Screed track for concrete slab construction

Abstract

A unitary extruded, plastic screed track is disclosed for use in connection with concrete slab construction. The screed track includes two elongated, parallel side members disposed in substantially vertical planes in close, spaced-apart relationship. An interconnecting member extends between the spaced apart side members at a point intermediate the top and bottom edges of the side members so as to form an H-shaped cross section. An elongated, bonding member projects outwardly from not more than one of the side members for anchoring the screed track to the concrete slab which is cast in place on one side of the screed track. A pair of oppositely extending flanges project outwardly from the lower edge of respective side members for transferring load between the concrete slabs cast in place on opposite sides of the screed rail.

Description

FIELD OF THE INVENTION

The present invention relates generally to concrete slab construction, and more specifically to a leave-in-place screed track assembly forming a natural control joint for a concrete slab.

BACKGROUND OF THE INVENTION

In concrete slab construction, concrete slabs are cast in place on an underlying support structure. The concrete slabs, particularly in outdoor environments, are subject to thermal expansion and contraction which causes random cracks to form in the concrete. Cracks may also form as a result of movement of the underlying support structure, such as by settling. It is well known, that cracking can be minimized by use of control joints which divide the concrete slab into a number of separate sections.

One method of forming a control joint comprises using a saw to cut a joint into the concrete slab once the concrete has had sufficient time to set. A major drawback with the saw cutting method is that it increases labor costs since the workmen must return to the site to cut the joints a day after the concrete has been poured.

Another method of forming a control joint comprises placing metal or concrete joints on the underlying support structure before pouring the concrete slab. The concrete is then poured in place on both sides of the joint so that the top of the slab is even with the top of the metal or concrete joint. However, most joints do not provide a screeding surface which is helpful in obtaining a flat, level slab of uniform thickness. Those joints which do provide a screeding surface are generally made of concrete. Such joints are extremely heavy and are difficult to transport and handle.

SUMMARY AND OBJECTS OF THE INVENTION

The leave-in-place screed track of the present invention overcomes these and other problems associated with the prior art joints. The leave-in-place screed track is a unitary construction comprising two elongated, parallel side members disposed in substantially vertical planes and a horizontally disposed interconnecting portion joining the side members. The outer surface of one side member is substantially flat so as to form a natural control joint. An elongated, bonding strip projects outwardly from the opposite side member to anchor the screed track to the concrete slab. Two oppositely extending flanges extend outwardly from the bottom edges of the side members to maximize slow transfer. The upper edges of the side members provide a screeding surface for guiding a vibratory screed.

Accordingly, it is an object of the present invention to provide a joint capable of preventing cracks from occurring in a concrete floor.

** Task details **
For each statement, answer yes or no on whether the screed track text supports it, and quote the text's deciding words: (a) The bonding member projects outward from both side members. (b) The saw-cutting method requires workmen to come back to the site a day after the pour. (c) Joints that provide a screeding surface are generally made of metal.

** Source excerpt **
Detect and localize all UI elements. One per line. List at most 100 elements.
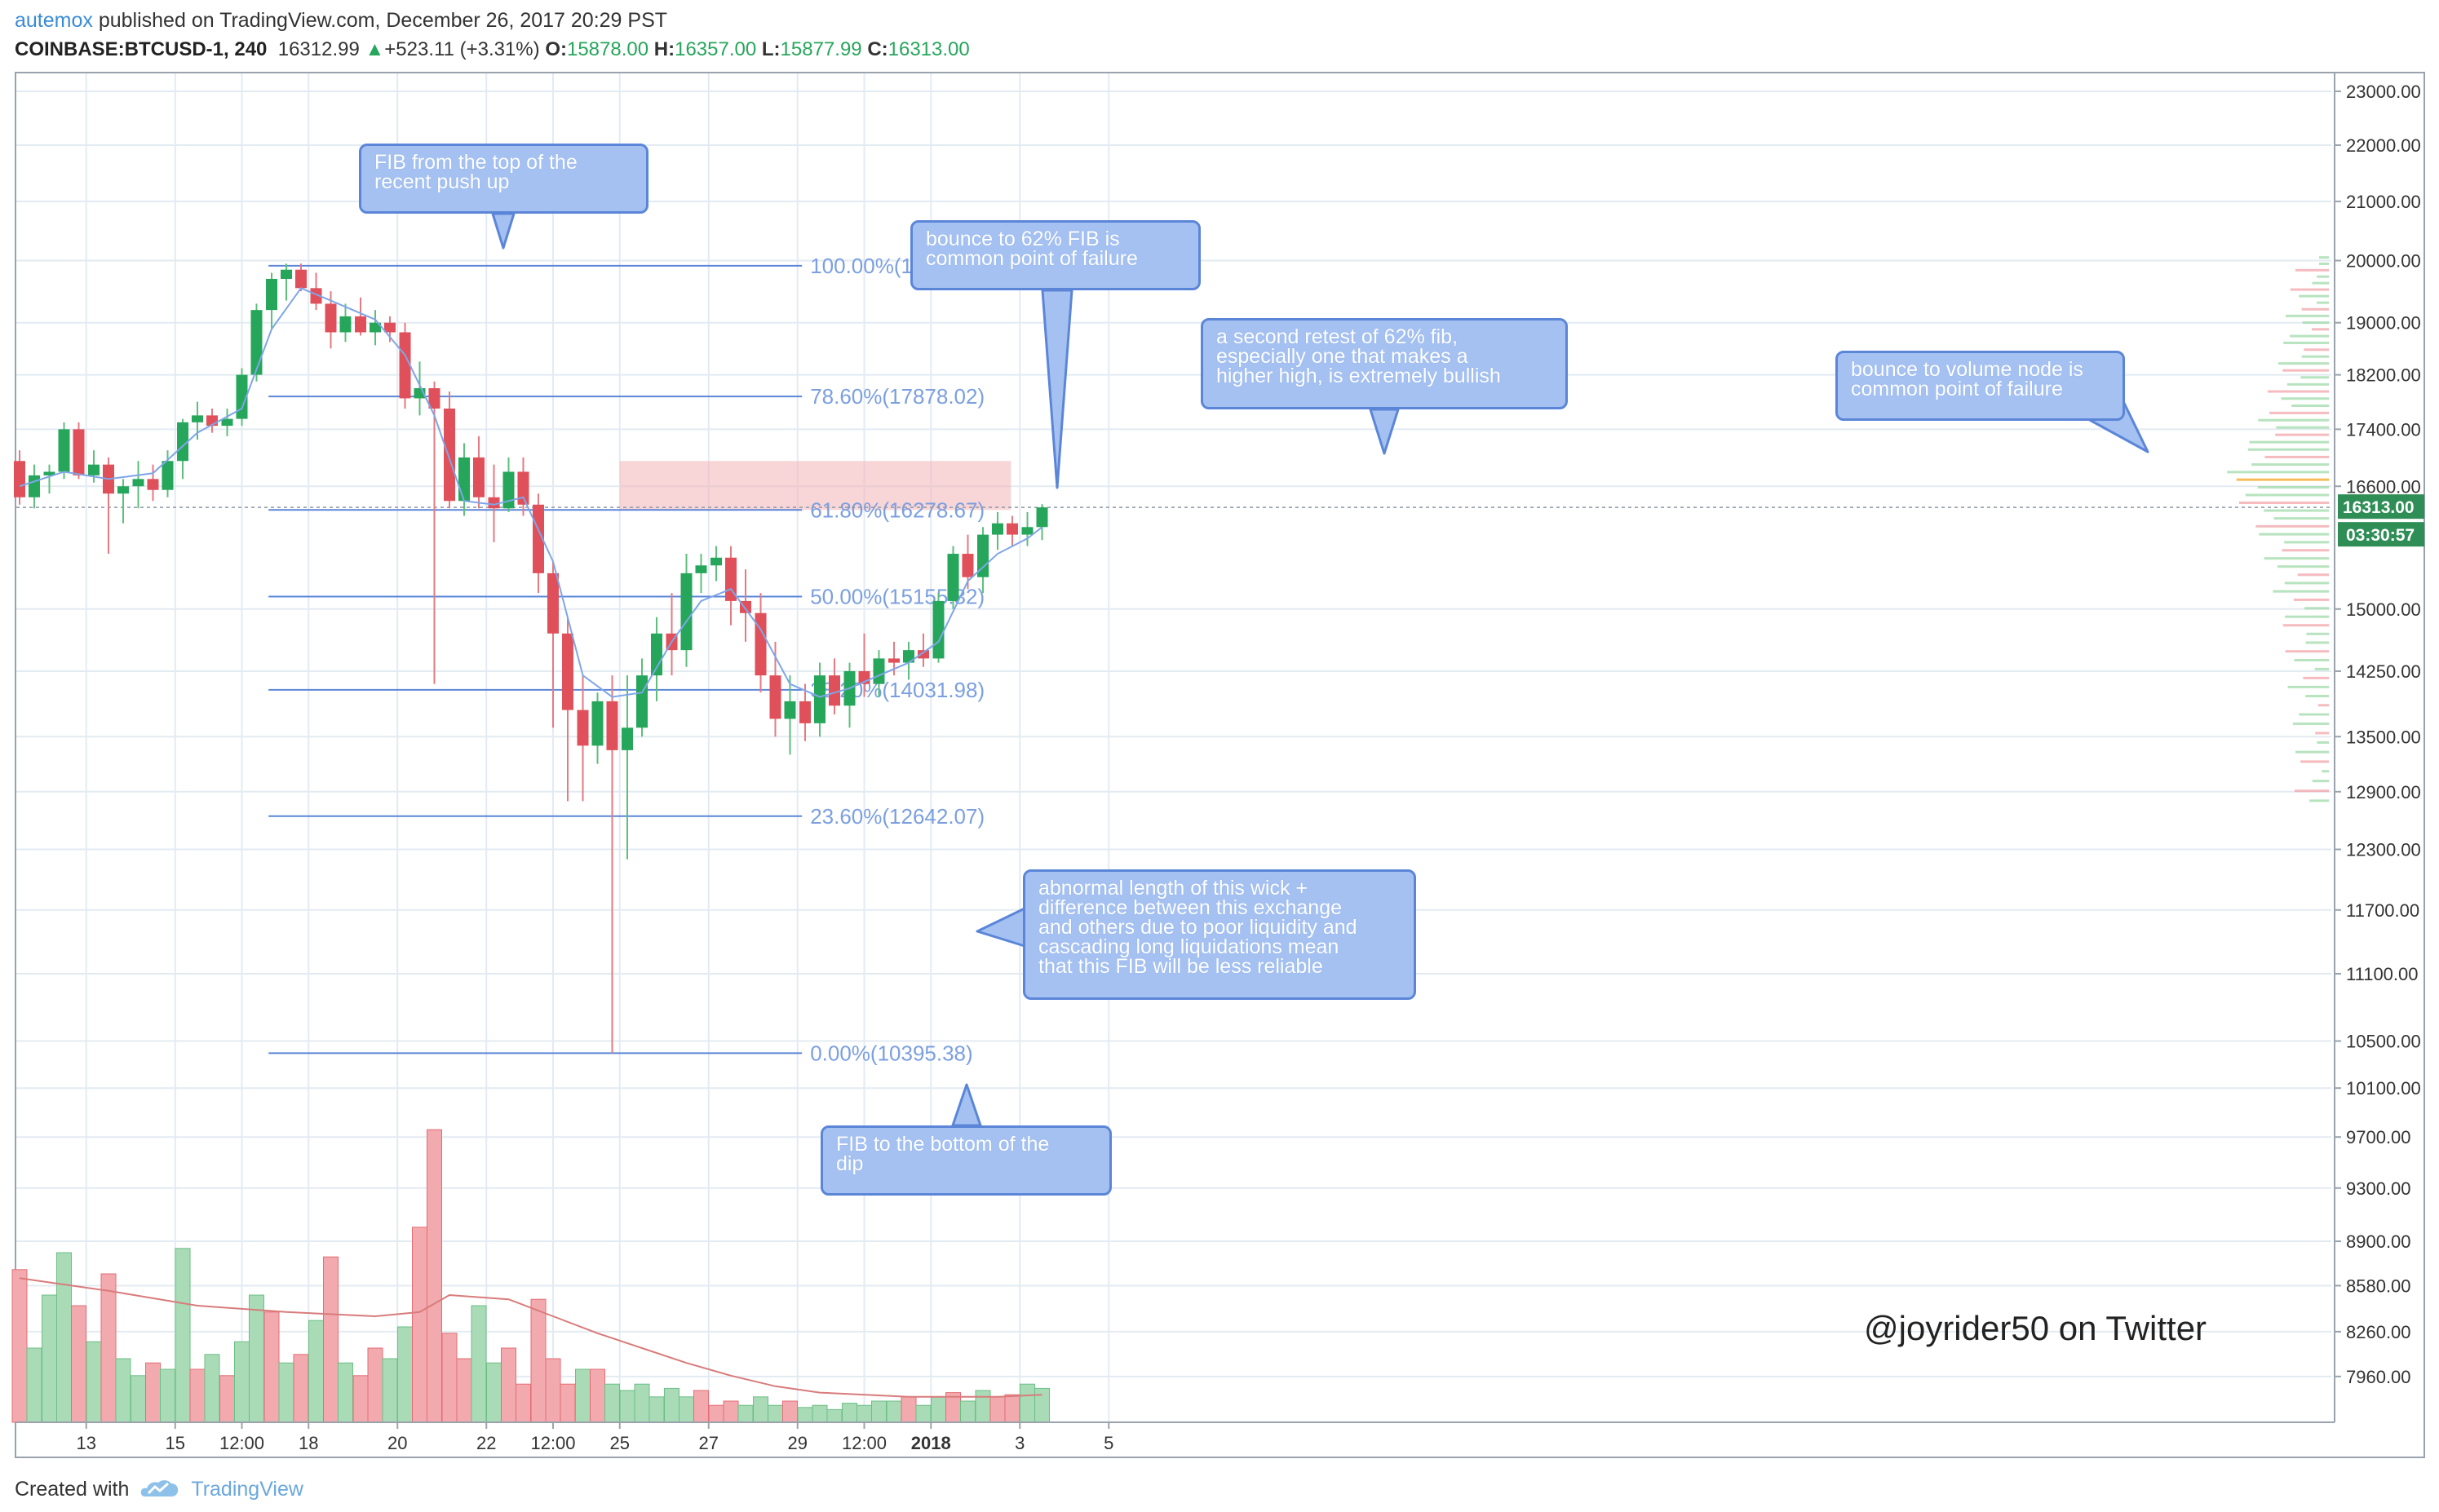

** Result **
(a) No: "projects outwardly from not more than one of the side members"
(b) Yes: "the workmen must return to the site to cut the joints a day after the concrete has been poured"
(c) No: "Those joints which do provide a screeding surface are generally made of concrete."